═══ Records supplied ═══
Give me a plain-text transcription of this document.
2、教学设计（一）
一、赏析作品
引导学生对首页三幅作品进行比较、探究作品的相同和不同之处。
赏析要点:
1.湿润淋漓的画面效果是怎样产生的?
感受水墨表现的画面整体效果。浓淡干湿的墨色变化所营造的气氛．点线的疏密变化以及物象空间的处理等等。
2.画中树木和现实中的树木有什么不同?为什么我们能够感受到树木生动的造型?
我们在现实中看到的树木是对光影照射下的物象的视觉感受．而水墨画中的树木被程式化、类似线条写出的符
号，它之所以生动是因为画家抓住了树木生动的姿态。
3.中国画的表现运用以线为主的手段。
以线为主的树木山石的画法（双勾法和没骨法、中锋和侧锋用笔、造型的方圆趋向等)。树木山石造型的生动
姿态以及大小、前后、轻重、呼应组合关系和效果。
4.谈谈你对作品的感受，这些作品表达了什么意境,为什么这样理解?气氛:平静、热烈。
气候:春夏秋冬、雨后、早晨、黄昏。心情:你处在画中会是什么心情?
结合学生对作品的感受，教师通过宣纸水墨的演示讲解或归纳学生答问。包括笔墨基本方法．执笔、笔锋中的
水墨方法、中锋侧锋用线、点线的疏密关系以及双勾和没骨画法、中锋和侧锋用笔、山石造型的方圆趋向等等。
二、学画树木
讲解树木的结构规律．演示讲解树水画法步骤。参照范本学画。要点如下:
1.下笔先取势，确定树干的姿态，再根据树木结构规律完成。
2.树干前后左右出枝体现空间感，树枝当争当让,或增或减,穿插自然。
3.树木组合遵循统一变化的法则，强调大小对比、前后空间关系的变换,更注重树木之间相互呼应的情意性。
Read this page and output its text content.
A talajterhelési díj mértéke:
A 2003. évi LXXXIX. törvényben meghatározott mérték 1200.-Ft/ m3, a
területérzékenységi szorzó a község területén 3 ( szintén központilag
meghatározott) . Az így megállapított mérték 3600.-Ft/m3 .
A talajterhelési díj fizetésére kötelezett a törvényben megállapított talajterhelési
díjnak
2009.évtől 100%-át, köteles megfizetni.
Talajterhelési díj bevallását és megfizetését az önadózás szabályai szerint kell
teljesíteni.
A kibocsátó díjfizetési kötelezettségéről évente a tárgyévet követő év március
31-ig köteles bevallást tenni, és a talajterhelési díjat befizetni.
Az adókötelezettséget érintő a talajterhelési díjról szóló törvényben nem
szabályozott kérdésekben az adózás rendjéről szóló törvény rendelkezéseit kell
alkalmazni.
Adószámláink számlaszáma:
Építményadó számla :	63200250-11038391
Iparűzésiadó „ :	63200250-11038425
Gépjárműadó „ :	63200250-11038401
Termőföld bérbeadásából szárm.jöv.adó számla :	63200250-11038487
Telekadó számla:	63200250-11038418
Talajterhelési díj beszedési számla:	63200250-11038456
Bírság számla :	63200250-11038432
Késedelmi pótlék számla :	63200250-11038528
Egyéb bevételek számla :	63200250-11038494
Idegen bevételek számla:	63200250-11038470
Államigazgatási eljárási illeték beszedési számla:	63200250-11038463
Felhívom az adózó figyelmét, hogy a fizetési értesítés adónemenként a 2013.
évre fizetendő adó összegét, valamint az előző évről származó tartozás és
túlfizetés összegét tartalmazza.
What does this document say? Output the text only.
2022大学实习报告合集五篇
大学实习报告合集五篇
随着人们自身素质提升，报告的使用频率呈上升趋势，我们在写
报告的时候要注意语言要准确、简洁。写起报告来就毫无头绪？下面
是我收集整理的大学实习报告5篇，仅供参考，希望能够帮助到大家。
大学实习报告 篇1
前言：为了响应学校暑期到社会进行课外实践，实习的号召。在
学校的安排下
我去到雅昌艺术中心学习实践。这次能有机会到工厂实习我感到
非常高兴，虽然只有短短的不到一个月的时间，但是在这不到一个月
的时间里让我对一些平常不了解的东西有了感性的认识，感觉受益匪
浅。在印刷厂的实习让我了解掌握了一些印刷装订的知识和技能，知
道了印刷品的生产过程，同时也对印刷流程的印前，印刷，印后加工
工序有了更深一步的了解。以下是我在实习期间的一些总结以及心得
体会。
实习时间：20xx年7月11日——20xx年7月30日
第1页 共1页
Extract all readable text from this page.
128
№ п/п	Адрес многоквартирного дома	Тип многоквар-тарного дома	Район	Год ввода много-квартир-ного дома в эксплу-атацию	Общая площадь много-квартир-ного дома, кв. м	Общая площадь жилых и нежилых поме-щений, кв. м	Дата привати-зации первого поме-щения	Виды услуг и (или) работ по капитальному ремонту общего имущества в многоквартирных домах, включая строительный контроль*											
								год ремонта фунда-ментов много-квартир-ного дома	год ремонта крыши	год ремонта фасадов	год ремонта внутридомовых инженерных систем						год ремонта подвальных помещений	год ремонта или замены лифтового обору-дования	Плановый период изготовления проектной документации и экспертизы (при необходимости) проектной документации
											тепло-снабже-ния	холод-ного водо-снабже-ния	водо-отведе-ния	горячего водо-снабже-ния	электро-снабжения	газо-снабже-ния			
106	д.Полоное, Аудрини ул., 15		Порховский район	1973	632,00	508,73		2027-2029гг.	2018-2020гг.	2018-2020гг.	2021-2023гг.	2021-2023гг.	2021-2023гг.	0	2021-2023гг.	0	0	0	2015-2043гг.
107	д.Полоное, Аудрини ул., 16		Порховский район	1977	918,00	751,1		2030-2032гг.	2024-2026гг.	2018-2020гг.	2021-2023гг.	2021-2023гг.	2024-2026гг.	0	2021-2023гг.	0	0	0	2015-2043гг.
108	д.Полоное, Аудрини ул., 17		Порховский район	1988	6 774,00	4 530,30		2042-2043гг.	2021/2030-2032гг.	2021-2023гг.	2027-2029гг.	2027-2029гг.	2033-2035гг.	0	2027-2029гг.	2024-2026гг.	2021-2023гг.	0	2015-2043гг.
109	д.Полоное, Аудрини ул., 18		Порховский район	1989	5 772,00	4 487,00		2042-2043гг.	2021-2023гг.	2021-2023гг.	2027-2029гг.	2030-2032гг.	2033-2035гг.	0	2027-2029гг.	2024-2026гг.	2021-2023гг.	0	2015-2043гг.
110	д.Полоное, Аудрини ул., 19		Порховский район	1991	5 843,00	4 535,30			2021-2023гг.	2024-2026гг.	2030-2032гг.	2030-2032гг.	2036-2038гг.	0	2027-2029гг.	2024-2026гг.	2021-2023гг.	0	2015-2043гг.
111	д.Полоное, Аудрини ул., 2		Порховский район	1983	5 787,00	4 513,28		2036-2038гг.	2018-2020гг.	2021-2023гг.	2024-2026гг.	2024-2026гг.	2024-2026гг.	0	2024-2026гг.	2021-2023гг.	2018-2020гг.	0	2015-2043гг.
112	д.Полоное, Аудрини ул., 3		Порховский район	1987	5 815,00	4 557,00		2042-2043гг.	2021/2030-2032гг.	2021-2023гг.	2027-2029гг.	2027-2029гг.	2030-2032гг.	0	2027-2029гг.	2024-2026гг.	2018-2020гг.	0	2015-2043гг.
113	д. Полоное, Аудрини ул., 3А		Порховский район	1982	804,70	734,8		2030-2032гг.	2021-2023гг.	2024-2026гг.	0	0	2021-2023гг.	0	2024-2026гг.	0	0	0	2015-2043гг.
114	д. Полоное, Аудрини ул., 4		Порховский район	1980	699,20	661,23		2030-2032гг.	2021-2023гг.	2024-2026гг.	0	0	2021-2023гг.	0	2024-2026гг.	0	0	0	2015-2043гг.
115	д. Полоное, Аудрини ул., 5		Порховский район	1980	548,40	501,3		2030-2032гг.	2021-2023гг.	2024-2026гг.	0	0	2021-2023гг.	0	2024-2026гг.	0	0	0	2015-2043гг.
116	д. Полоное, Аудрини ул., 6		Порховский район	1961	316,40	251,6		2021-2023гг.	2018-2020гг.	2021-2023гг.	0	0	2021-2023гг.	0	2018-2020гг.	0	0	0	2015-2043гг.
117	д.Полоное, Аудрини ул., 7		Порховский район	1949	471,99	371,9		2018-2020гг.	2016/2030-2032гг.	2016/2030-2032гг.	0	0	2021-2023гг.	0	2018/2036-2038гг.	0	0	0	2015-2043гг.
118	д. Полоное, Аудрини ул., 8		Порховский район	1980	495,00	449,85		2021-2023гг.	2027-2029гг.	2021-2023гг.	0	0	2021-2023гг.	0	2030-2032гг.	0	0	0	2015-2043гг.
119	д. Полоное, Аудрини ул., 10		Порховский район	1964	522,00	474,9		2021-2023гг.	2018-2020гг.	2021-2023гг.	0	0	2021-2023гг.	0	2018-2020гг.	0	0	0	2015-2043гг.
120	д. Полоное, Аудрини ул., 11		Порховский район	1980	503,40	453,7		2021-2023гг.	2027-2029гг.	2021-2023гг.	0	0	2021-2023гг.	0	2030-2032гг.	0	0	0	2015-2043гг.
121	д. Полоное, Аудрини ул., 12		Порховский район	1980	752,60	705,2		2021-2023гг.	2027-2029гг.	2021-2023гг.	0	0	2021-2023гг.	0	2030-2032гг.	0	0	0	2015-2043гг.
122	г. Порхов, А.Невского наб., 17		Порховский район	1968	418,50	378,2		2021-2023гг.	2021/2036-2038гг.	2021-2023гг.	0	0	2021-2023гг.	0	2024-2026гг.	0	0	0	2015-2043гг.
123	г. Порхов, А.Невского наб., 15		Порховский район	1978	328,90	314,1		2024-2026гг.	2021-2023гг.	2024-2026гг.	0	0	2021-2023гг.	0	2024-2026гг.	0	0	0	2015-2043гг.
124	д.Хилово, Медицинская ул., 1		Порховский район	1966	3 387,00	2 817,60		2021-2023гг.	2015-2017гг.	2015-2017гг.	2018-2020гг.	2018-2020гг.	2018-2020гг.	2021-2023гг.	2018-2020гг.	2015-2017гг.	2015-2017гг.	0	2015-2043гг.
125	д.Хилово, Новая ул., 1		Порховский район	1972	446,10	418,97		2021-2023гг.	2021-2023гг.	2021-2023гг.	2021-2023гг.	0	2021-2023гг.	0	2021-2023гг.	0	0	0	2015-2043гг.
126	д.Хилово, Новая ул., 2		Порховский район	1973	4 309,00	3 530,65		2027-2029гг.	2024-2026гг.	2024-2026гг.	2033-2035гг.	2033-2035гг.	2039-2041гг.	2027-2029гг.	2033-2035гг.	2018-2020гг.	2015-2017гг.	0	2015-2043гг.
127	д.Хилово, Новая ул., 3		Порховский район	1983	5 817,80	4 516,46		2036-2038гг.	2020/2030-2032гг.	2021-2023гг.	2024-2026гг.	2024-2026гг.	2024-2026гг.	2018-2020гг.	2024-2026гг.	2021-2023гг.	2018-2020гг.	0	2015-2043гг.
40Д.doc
═══
**Set problem**
Identify the lines that contain the string "kell", and copy every one of them.

**Exercise output**
Talajterhelési díj bevallását és megfizetését az önadózás szabályai szerint kell
szabályozott kérdésekben az adózás rendjéről szóló törvény rendelkezéseit kell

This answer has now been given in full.